**What this task involves:** Give the number of lines holding the string "والنصف" and nothing more.

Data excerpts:
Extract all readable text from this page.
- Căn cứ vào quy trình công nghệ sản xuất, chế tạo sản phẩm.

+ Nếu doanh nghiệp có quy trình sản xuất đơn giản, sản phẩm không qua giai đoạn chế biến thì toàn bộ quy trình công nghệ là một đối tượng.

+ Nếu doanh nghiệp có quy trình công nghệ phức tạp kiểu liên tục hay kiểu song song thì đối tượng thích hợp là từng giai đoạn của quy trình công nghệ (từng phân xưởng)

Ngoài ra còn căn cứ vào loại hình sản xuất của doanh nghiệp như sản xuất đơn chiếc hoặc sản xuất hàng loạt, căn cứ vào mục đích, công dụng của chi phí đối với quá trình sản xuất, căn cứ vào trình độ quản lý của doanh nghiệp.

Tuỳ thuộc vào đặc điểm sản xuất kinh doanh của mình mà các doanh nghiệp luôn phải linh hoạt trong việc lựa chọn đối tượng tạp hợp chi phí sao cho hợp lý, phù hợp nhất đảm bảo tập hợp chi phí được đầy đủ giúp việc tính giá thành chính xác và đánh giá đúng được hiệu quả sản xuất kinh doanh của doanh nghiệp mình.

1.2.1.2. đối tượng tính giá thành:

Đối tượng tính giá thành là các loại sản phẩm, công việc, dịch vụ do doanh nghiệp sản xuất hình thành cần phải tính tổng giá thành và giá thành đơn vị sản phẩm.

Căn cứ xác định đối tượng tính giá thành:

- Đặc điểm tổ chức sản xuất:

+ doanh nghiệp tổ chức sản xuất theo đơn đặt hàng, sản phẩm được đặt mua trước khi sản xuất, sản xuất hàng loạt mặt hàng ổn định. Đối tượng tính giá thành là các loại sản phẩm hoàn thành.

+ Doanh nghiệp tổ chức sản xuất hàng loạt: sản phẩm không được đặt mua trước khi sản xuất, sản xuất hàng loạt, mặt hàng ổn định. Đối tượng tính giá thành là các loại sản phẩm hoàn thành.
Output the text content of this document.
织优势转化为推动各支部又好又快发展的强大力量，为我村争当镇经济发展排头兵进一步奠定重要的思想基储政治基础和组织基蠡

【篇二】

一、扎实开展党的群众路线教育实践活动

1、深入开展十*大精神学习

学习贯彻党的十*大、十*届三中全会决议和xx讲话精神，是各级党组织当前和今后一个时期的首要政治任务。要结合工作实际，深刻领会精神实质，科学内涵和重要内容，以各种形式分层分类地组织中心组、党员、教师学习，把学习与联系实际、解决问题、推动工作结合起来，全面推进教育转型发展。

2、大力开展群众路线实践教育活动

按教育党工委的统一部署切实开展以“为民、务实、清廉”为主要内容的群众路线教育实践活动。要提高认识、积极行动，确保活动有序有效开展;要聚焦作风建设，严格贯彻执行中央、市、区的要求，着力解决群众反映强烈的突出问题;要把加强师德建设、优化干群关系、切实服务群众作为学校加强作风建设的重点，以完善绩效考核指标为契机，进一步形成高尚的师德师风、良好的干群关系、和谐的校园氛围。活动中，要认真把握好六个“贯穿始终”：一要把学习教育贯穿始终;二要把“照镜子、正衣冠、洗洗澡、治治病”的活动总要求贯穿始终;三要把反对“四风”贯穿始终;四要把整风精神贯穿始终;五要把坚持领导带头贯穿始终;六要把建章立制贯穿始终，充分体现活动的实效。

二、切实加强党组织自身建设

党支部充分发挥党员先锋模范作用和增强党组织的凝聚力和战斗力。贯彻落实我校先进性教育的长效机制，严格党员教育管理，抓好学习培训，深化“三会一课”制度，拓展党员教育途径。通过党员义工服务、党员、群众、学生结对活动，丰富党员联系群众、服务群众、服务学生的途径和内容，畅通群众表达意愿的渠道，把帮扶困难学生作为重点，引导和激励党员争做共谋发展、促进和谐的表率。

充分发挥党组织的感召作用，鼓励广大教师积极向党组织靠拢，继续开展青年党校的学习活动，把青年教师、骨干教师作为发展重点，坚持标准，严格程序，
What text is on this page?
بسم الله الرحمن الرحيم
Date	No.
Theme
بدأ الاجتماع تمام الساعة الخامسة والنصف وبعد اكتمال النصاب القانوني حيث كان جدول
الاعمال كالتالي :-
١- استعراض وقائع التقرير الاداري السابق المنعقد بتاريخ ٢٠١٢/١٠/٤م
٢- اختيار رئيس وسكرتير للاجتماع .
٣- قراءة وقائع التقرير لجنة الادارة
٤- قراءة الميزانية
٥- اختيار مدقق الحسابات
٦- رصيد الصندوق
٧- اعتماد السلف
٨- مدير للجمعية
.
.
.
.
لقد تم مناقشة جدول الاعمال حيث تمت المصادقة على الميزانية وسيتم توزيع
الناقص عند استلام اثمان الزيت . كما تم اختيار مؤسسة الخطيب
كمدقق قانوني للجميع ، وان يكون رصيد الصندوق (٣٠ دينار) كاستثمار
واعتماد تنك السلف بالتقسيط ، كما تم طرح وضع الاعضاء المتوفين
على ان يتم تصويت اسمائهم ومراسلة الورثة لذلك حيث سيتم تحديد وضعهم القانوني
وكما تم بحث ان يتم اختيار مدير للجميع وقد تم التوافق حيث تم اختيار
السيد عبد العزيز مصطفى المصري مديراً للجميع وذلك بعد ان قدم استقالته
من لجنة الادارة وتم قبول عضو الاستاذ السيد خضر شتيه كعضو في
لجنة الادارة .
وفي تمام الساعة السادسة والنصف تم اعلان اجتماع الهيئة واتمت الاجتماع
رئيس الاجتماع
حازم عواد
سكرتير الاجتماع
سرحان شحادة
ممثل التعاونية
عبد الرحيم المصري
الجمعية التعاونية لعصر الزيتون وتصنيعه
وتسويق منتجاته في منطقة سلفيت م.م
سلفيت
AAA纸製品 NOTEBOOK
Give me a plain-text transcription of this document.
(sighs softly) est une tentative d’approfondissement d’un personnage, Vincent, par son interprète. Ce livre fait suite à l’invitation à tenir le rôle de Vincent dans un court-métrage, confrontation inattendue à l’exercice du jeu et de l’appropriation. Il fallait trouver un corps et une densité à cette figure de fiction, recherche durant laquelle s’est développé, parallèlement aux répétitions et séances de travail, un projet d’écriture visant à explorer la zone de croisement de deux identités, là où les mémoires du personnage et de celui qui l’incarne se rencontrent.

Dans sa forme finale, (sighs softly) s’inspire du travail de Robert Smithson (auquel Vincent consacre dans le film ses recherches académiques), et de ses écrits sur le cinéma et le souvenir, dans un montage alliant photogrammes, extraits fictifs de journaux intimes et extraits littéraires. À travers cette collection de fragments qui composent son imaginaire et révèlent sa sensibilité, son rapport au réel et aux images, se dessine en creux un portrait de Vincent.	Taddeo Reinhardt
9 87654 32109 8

**Right answer:** 2